*What is asked*
Your task is to quote the material that follows, in full and exactly.
===== Given data =====
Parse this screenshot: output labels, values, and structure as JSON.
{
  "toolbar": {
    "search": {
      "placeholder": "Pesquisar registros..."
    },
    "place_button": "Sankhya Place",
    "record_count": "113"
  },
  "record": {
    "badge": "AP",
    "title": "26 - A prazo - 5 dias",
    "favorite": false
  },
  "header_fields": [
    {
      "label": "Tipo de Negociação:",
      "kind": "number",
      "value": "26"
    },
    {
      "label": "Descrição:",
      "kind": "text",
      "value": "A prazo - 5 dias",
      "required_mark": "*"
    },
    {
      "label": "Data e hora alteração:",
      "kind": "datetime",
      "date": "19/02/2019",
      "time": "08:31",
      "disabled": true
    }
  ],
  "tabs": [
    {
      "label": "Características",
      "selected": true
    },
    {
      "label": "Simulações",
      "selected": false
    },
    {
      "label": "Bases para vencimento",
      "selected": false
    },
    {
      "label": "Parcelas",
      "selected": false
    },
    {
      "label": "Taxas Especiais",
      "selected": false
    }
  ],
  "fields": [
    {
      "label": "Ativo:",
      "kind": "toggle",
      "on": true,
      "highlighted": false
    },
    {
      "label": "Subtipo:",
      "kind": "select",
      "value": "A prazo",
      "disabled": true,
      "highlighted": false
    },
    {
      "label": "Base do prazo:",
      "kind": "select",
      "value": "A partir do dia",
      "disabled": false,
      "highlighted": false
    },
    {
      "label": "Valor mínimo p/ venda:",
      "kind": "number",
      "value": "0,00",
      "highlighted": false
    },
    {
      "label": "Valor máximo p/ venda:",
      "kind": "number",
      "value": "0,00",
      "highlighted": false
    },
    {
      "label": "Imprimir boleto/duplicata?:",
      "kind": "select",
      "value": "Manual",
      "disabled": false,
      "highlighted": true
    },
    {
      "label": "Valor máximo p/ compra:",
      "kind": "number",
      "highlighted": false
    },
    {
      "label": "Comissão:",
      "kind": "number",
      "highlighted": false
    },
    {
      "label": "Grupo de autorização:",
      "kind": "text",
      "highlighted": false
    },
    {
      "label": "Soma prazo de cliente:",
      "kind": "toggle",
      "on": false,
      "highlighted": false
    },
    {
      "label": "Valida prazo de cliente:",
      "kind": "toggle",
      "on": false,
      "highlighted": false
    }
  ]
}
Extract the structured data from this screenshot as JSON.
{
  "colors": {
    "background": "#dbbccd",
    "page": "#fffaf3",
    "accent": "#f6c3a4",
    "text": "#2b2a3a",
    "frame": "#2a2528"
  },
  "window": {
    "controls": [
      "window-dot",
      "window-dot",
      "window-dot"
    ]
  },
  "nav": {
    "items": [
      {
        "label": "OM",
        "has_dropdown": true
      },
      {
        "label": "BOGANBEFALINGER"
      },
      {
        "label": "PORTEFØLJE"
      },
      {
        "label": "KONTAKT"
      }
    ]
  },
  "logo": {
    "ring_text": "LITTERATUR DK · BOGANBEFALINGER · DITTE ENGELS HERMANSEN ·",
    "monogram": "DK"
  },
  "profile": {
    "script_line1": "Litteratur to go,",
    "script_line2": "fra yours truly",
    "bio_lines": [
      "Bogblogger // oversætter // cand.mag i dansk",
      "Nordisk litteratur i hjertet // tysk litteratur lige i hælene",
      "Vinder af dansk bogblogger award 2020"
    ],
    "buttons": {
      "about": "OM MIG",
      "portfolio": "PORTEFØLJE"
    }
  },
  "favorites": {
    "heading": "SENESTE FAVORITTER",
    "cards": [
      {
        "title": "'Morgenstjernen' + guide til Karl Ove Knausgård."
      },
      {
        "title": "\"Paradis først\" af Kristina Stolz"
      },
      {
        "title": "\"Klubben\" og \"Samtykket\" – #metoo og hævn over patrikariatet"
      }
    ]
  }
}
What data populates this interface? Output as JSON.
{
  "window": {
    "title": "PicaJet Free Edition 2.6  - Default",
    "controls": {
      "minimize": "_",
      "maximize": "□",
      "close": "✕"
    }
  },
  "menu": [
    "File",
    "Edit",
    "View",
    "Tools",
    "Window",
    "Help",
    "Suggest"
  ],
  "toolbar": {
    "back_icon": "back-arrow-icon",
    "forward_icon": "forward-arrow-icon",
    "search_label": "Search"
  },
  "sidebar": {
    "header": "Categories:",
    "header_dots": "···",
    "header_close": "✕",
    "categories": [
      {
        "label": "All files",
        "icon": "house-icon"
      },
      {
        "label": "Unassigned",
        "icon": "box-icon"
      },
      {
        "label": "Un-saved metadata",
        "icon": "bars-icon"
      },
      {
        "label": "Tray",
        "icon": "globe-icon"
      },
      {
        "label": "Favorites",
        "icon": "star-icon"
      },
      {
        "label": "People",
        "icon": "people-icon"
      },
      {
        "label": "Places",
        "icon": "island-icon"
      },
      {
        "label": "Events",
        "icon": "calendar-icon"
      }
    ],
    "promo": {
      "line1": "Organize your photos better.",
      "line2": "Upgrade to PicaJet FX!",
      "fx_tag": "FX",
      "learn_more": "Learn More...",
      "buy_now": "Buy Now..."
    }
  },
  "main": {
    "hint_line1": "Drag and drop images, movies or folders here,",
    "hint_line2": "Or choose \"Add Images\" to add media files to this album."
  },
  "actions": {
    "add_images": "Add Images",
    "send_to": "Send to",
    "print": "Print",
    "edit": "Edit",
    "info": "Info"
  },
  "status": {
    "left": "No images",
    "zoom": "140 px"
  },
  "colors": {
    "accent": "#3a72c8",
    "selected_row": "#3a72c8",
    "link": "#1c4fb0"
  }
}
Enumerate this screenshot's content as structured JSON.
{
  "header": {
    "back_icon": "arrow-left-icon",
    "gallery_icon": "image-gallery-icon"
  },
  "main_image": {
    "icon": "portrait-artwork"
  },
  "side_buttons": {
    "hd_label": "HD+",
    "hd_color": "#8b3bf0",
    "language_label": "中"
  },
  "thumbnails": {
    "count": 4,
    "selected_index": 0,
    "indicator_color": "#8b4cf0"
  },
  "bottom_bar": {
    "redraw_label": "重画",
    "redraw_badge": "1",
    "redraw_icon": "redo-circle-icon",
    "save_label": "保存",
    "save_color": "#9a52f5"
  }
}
=====
*Correct response*
Parse this screenshot: output labels, values, and structure as JSON.
{
  "toolbar": {
    "search": {
      "placeholder": "Pesquisar registros..."
    },
    "place_button": "Sankhya Place",
    "record_count": "113"
  },
  "record": {
    "badge": "AP",
    "title": "26 - A prazo - 5 dias",
    "favorite": false
  },
  "header_fields": [
    {
      "label": "Tipo de Negociação:",
      "kind": "number",
      "value": "26"
    },
    {
      "label": "Descrição:",
      "kind": "text",
      "value": "A prazo - 5 dias",
      "required_mark": "*"
    },
    {
      "label": "Data e hora alteração:",
      "kind": "datetime",
      "date": "19/02/2019",
      "time": "08:31",
      "disabled": true
    }
  ],
  "tabs": [
    {
      "label": "Características",
      "selected": true
    },
    {
      "label": "Simulações",
      "selected": false
    },
    {
      "label": "Bases para vencimento",
      "selected": false
    },
    {
      "label": "Parcelas",
      "selected": false
    },
    {
      "label": "Taxas Especiais",
      "selected": false
    }
  ],
  "fields": [
    {
      "label": "Ativo:",
      "kind": "toggle",
      "on": true,
      "highlighted": false
    },
    {
      "label": "Subtipo:",
      "kind": "select",
      "value": "A prazo",
      "disabled": true,
      "highlighted": false
    },
    {
      "label": "Base do prazo:",
      "kind": "select",
      "value": "A partir do dia",
      "disabled": false,
      "highlighted": false
    },
    {
      "label": "Valor mínimo p/ venda:",
      "kind": "number",
      "value": "0,00",
      "highlighted": false
    },
    {
      "label": "Valor máximo p/ venda:",
      "kind": "number",
      "value": "0,00",
      "highlighted": false
    },
    {
      "label": "Imprimir boleto/duplicata?:",
      "kind": "select",
      "value": "Manual",
      "disabled": false,
      "highlighted": true
    },
    {
      "label": "Valor máximo p/ compra:",
      "kind": "number",
      "highlighted": false
    },
    {
      "label": "Comissão:",
      "kind": "number",
      "highlighted": false
    },
    {
      "label": "Grupo de autorização:",
      "kind": "text",
      "highlighted": false
    },
    {
      "label": "Soma prazo de cliente:",
      "kind": "toggle",
      "on": false,
      "highlighted": false
    },
    {
      "label": "Valida prazo de cliente:",
      "kind": "toggle",
      "on": false,
      "highlighted": false
    }
  ]
}
Extract the structured data from this screenshot as JSON.
{
  "colors": {
    "background": "#dbbccd",
    "page": "#fffaf3",
    "accent": "#f6c3a4",
    "text": "#2b2a3a",
    "frame": "#2a2528"
  },
  "window": {
    "controls": [
      "window-dot",
      "window-dot",
      "window-dot"
    ]
  },
  "nav": {
    "items": [
      {
        "label": "OM",
        "has_dropdown": true
      },
      {
        "label": "BOGANBEFALINGER"
      },
      {
        "label": "PORTEFØLJE"
      },
      {
        "label": "KONTAKT"
      }
    ]
  },
  "logo": {
    "ring_text": "LITTERATUR DK · BOGANBEFALINGER · DITTE ENGELS HERMANSEN ·",
    "monogram": "DK"
  },
  "profile": {
    "script_line1": "Litteratur to go,",
    "script_line2": "fra yours truly",
    "bio_lines": [
      "Bogblogger // oversætter // cand.mag i dansk",
      "Nordisk litteratur i hjertet // tysk litteratur lige i hælene",
      "Vinder af dansk bogblogger award 2020"
    ],
    "buttons": {
      "about": "OM MIG",
      "portfolio": "PORTEFØLJE"
    }
  },
  "favorites": {
    "heading": "SENESTE FAVORITTER",
    "cards": [
      {
        "title": "'Morgenstjernen' + guide til Karl Ove Knausgård."
      },
      {
        "title": "\"Paradis først\" af Kristina Stolz"
      },
      {
        "title": "\"Klubben\" og \"Samtykket\" – #metoo og hævn over patrikariatet"
      }
    ]
  }
}
What data populates this interface? Output as JSON.
{
  "window": {
    "title": "PicaJet Free Edition 2.6  - Default",
    "controls": {
      "minimize": "_",
      "maximize": "□",
      "close": "✕"
    }
  },
  "menu": [
    "File",
    "Edit",
    "View",
    "Tools",
    "Window",
    "Help",
    "Suggest"
  ],
  "toolbar": {
    "back_icon": "back-arrow-icon",
    "forward_icon": "forward-arrow-icon",
    "search_label": "Search"
  },
  "sidebar": {
    "header": "Categories:",
    "header_dots": "···",
    "header_close": "✕",
    "categories": [
      {
        "label": "All files",
        "icon": "house-icon"
      },
      {
        "label": "Unassigned",
        "icon": "box-icon"
      },
      {
        "label": "Un-saved metadata",
        "icon": "bars-icon"
      },
      {
        "label": "Tray",
        "icon": "globe-icon"
      },
      {
        "label": "Favorites",
        "icon": "star-icon"
      },
      {
        "label": "People",
        "icon": "people-icon"
      },
      {
        "label": "Places",
        "icon": "island-icon"
      },
      {
        "label": "Events",
        "icon": "calendar-icon"
      }
    ],
    "promo": {
      "line1": "Organize your photos better.",
      "line2": "Upgrade to PicaJet FX!",
      "fx_tag": "FX",
      "learn_more": "Learn More...",
      "buy_now": "Buy Now..."
    }
  },
  "main": {
    "hint_line1": "Drag and drop images, movies or folders here,",
    "hint_line2": "Or choose \"Add Images\" to add media files to this album."
  },
  "actions": {
    "add_images": "Add Images",
    "send_to": "Send to",
    "print": "Print",
    "edit": "Edit",
    "info": "Info"
  },
  "status": {
    "left": "No images",
    "zoom": "140 px"
  },
  "colors": {
    "accent": "#3a72c8",
    "selected_row": "#3a72c8",
    "link": "#1c4fb0"
  }
}
Enumerate this screenshot's content as structured JSON.
{
  "header": {
    "back_icon": "arrow-left-icon",
    "gallery_icon": "image-gallery-icon"
  },
  "main_image": {
    "icon": "portrait-artwork"
  },
  "side_buttons": {
    "hd_label": "HD+",
    "hd_color": "#8b3bf0",
    "language_label": "中"
  },
  "thumbnails": {
    "count": 4,
    "selected_index": 0,
    "indicator_color": "#8b4cf0"
  },
  "bottom_bar": {
    "redraw_label": "重画",
    "redraw_badge": "1",
    "redraw_icon": "redo-circle-icon",
    "save_label": "保存",
    "save_color": "#9a52f5"
  }
}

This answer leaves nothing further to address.